-- Begin Data entries --
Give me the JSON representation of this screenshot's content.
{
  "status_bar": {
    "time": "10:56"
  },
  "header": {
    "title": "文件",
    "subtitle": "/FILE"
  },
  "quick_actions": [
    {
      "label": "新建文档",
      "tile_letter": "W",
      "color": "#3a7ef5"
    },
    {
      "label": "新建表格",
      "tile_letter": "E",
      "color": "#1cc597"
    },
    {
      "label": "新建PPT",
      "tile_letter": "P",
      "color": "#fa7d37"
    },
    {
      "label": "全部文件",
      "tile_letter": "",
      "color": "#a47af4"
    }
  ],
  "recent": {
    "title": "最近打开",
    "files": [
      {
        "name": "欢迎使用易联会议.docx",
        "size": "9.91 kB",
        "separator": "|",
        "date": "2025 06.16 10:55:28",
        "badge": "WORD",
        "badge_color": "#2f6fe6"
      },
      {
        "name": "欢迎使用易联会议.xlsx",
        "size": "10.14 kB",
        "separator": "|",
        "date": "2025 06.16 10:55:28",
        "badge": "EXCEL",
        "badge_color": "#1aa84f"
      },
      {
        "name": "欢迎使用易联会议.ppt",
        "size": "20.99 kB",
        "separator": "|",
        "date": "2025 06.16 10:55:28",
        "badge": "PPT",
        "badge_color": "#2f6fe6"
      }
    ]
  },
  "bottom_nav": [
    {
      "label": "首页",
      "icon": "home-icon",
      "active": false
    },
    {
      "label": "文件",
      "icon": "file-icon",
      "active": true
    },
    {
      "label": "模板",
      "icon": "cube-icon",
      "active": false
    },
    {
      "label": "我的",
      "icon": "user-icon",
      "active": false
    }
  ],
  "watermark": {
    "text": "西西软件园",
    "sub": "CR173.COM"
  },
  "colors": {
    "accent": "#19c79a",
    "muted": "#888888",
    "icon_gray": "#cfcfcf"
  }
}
-- End Data entries --
Directions: Produce an exact copy of the whole listing.

Correct response:
Give me the JSON representation of this screenshot's content.
{
  "status_bar": {
    "time": "10:56"
  },
  "header": {
    "title": "文件",
    "subtitle": "/FILE"
  },
  "quick_actions": [
    {
      "label": "新建文档",
      "tile_letter": "W",
      "color": "#3a7ef5"
    },
    {
      "label": "新建表格",
      "tile_letter": "E",
      "color": "#1cc597"
    },
    {
      "label": "新建PPT",
      "tile_letter": "P",
      "color": "#fa7d37"
    },
    {
      "label": "全部文件",
      "tile_letter": "",
      "color": "#a47af4"
    }
  ],
  "recent": {
    "title": "最近打开",
    "files": [
      {
        "name": "欢迎使用易联会议.docx",
        "size": "9.91 kB",
        "separator": "|",
        "date": "2025 06.16 10:55:28",
        "badge": "WORD",
        "badge_color": "#2f6fe6"
      },
      {
        "name": "欢迎使用易联会议.xlsx",
        "size": "10.14 kB",
        "separator": "|",
        "date": "2025 06.16 10:55:28",
        "badge": "EXCEL",
        "badge_color": "#1aa84f"
      },
      {
        "name": "欢迎使用易联会议.ppt",
        "size": "20.99 kB",
        "separator": "|",
        "date": "2025 06.16 10:55:28",
        "badge": "PPT",
        "badge_color": "#2f6fe6"
      }
    ]
  },
  "bottom_nav": [
    {
      "label": "首页",
      "icon": "home-icon",
      "active": false
    },
    {
      "label": "文件",
      "icon": "file-icon",
      "active": true
    },
    {
      "label": "模板",
      "icon": "cube-icon",
      "active": false
    },
    {
      "label": "我的",
      "icon": "user-icon",
      "active": false
    }
  ],
  "watermark": {
    "text": "西西软件园",
    "sub": "CR173.COM"
  },
  "colors": {
    "accent": "#19c79a",
    "muted": "#888888",
    "icon_gray": "#cfcfcf"
  }
}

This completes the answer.